» Exercise instructions: Repeat the whole of the data, keeping every detail the same.

START

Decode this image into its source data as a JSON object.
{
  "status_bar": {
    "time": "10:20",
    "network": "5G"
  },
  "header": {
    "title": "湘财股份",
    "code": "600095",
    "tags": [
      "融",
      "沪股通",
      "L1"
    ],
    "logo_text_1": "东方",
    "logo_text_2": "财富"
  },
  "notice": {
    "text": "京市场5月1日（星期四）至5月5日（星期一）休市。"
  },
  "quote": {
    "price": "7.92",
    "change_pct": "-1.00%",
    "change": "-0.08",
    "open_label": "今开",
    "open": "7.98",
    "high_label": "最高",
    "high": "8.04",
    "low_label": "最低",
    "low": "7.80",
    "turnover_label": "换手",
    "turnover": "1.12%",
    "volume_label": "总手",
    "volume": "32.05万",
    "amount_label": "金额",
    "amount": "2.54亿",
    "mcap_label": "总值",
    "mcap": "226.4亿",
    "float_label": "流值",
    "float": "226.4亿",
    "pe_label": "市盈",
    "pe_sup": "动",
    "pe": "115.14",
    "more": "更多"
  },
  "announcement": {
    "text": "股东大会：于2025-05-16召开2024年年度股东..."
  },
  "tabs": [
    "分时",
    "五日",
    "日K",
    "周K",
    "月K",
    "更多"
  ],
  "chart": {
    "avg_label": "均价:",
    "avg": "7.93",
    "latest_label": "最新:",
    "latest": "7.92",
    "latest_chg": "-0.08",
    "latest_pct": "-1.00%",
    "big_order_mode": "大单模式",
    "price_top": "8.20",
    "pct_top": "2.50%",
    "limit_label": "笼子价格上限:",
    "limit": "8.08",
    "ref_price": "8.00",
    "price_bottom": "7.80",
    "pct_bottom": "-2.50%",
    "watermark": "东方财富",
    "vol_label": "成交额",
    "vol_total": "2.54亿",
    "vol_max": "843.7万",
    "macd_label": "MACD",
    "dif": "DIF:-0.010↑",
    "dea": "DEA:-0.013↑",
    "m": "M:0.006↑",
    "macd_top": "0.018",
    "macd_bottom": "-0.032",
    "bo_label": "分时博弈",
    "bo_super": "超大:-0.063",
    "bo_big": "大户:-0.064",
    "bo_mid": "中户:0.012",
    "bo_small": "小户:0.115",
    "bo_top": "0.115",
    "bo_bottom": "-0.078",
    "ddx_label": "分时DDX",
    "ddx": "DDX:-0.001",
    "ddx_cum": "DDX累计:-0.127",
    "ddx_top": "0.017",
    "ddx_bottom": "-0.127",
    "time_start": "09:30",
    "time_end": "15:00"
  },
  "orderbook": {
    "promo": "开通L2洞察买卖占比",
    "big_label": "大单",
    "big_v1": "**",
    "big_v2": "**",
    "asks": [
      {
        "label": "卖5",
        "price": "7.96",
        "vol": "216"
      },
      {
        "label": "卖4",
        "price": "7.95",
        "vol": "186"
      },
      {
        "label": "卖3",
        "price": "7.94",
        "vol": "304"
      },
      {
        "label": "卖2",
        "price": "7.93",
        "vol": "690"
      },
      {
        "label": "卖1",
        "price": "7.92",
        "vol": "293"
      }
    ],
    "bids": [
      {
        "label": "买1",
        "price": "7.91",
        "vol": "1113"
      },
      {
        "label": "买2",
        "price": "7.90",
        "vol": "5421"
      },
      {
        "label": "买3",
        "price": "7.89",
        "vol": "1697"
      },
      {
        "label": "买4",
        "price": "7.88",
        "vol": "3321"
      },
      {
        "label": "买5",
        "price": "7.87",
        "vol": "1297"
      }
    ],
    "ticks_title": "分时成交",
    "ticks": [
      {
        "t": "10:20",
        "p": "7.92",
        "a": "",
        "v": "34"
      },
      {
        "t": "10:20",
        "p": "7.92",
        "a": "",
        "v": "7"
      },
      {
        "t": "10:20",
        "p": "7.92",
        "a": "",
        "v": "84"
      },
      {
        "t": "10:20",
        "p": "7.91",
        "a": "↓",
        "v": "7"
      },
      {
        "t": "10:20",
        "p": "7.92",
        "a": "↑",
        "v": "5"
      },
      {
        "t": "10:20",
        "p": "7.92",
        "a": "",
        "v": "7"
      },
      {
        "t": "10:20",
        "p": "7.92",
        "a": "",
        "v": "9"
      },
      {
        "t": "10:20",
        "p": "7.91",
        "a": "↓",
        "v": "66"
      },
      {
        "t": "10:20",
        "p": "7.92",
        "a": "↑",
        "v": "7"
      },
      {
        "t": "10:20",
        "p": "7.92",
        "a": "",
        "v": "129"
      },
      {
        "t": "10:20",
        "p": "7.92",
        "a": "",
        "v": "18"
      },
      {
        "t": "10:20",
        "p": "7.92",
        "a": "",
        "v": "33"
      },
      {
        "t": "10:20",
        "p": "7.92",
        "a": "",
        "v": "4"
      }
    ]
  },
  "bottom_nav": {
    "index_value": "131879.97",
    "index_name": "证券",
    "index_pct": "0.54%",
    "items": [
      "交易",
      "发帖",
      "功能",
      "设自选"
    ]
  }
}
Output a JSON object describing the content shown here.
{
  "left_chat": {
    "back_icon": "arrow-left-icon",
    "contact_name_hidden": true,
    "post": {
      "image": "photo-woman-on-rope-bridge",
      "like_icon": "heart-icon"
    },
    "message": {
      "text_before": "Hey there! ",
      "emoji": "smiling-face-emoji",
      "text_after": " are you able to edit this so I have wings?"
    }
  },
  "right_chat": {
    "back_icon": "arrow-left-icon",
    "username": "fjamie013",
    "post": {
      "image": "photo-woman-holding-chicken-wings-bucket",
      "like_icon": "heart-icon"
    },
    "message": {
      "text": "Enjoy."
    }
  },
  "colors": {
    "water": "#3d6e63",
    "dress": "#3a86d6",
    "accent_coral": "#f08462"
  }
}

END

» The answer:
Decode this image into its source data as a JSON object.
{
  "status_bar": {
    "time": "10:20",
    "network": "5G"
  },
  "header": {
    "title": "湘财股份",
    "code": "600095",
    "tags": [
      "融",
      "沪股通",
      "L1"
    ],
    "logo_text_1": "东方",
    "logo_text_2": "财富"
  },
  "notice": {
    "text": "京市场5月1日（星期四）至5月5日（星期一）休市。"
  },
  "quote": {
    "price": "7.92",
    "change_pct": "-1.00%",
    "change": "-0.08",
    "open_label": "今开",
    "open": "7.98",
    "high_label": "最高",
    "high": "8.04",
    "low_label": "最低",
    "low": "7.80",
    "turnover_label": "换手",
    "turnover": "1.12%",
    "volume_label": "总手",
    "volume": "32.05万",
    "amount_label": "金额",
    "amount": "2.54亿",
    "mcap_label": "总值",
    "mcap": "226.4亿",
    "float_label": "流值",
    "float": "226.4亿",
    "pe_label": "市盈",
    "pe_sup": "动",
    "pe": "115.14",
    "more": "更多"
  },
  "announcement": {
    "text": "股东大会：于2025-05-16召开2024年年度股东..."
  },
  "tabs": [
    "分时",
    "五日",
    "日K",
    "周K",
    "月K",
    "更多"
  ],
  "chart": {
    "avg_label": "均价:",
    "avg": "7.93",
    "latest_label": "最新:",
    "latest": "7.92",
    "latest_chg": "-0.08",
    "latest_pct": "-1.00%",
    "big_order_mode": "大单模式",
    "price_top": "8.20",
    "pct_top": "2.50%",
    "limit_label": "笼子价格上限:",
    "limit": "8.08",
    "ref_price": "8.00",
    "price_bottom": "7.80",
    "pct_bottom": "-2.50%",
    "watermark": "东方财富",
    "vol_label": "成交额",
    "vol_total": "2.54亿",
    "vol_max": "843.7万",
    "macd_label": "MACD",
    "dif": "DIF:-0.010↑",
    "dea": "DEA:-0.013↑",
    "m": "M:0.006↑",
    "macd_top": "0.018",
    "macd_bottom": "-0.032",
    "bo_label": "分时博弈",
    "bo_super": "超大:-0.063",
    "bo_big": "大户:-0.064",
    "bo_mid": "中户:0.012",
    "bo_small": "小户:0.115",
    "bo_top": "0.115",
    "bo_bottom": "-0.078",
    "ddx_label": "分时DDX",
    "ddx": "DDX:-0.001",
    "ddx_cum": "DDX累计:-0.127",
    "ddx_top": "0.017",
    "ddx_bottom": "-0.127",
    "time_start": "09:30",
    "time_end": "15:00"
  },
  "orderbook": {
    "promo": "开通L2洞察买卖占比",
    "big_label": "大单",
    "big_v1": "**",
    "big_v2": "**",
    "asks": [
      {
        "label": "卖5",
        "price": "7.96",
        "vol": "216"
      },
      {
        "label": "卖4",
        "price": "7.95",
        "vol": "186"
      },
      {
        "label": "卖3",
        "price": "7.94",
        "vol": "304"
      },
      {
        "label": "卖2",
        "price": "7.93",
        "vol": "690"
      },
      {
        "label": "卖1",
        "price": "7.92",
        "vol": "293"
      }
    ],
    "bids": [
      {
        "label": "买1",
        "price": "7.91",
        "vol": "1113"
      },
      {
        "label": "买2",
        "price": "7.90",
        "vol": "5421"
      },
      {
        "label": "买3",
        "price": "7.89",
        "vol": "1697"
      },
      {
        "label": "买4",
        "price": "7.88",
        "vol": "3321"
      },
      {
        "label": "买5",
        "price": "7.87",
        "vol": "1297"
      }
    ],
    "ticks_title": "分时成交",
    "ticks": [
      {
        "t": "10:20",
        "p": "7.92",
        "a": "",
        "v": "34"
      },
      {
        "t": "10:20",
        "p": "7.92",
        "a": "",
        "v": "7"
      },
      {
        "t": "10:20",
        "p": "7.92",
        "a": "",
        "v": "84"
      },
      {
        "t": "10:20",
        "p": "7.91",
        "a": "↓",
        "v": "7"
      },
      {
        "t": "10:20",
        "p": "7.92",
        "a": "↑",
        "v": "5"
      },
      {
        "t": "10:20",
        "p": "7.92",
        "a": "",
        "v": "7"
      },
      {
        "t": "10:20",
        "p": "7.92",
        "a": "",
        "v": "9"
      },
      {
        "t": "10:20",
        "p": "7.91",
        "a": "↓",
        "v": "66"
      },
      {
        "t": "10:20",
        "p": "7.92",
        "a": "↑",
        "v": "7"
      },
      {
        "t": "10:20",
        "p": "7.92",
        "a": "",
        "v": "129"
      },
      {
        "t": "10:20",
        "p": "7.92",
        "a": "",
        "v": "18"
      },
      {
        "t": "10:20",
        "p": "7.92",
        "a": "",
        "v": "33"
      },
      {
        "t": "10:20",
        "p": "7.92",
        "a": "",
        "v": "4"
      }
    ]
  },
  "bottom_nav": {
    "index_value": "131879.97",
    "index_name": "证券",
    "index_pct": "0.54%",
    "items": [
      "交易",
      "发帖",
      "功能",
      "设自选"
    ]
  }
}
Output a JSON object describing the content shown here.
{
  "left_chat": {
    "back_icon": "arrow-left-icon",
    "contact_name_hidden": true,
    "post": {
      "image": "photo-woman-on-rope-bridge",
      "like_icon": "heart-icon"
    },
    "message": {
      "text_before": "Hey there! ",
      "emoji": "smiling-face-emoji",
      "text_after": " are you able to edit this so I have wings?"
    }
  },
  "right_chat": {
    "back_icon": "arrow-left-icon",
    "username": "fjamie013",
    "post": {
      "image": "photo-woman-holding-chicken-wings-bucket",
      "like_icon": "heart-icon"
    },
    "message": {
      "text": "Enjoy."
    }
  },
  "colors": {
    "water": "#3d6e63",
    "dress": "#3a86d6",
    "accent_coral": "#f08462"
  }
}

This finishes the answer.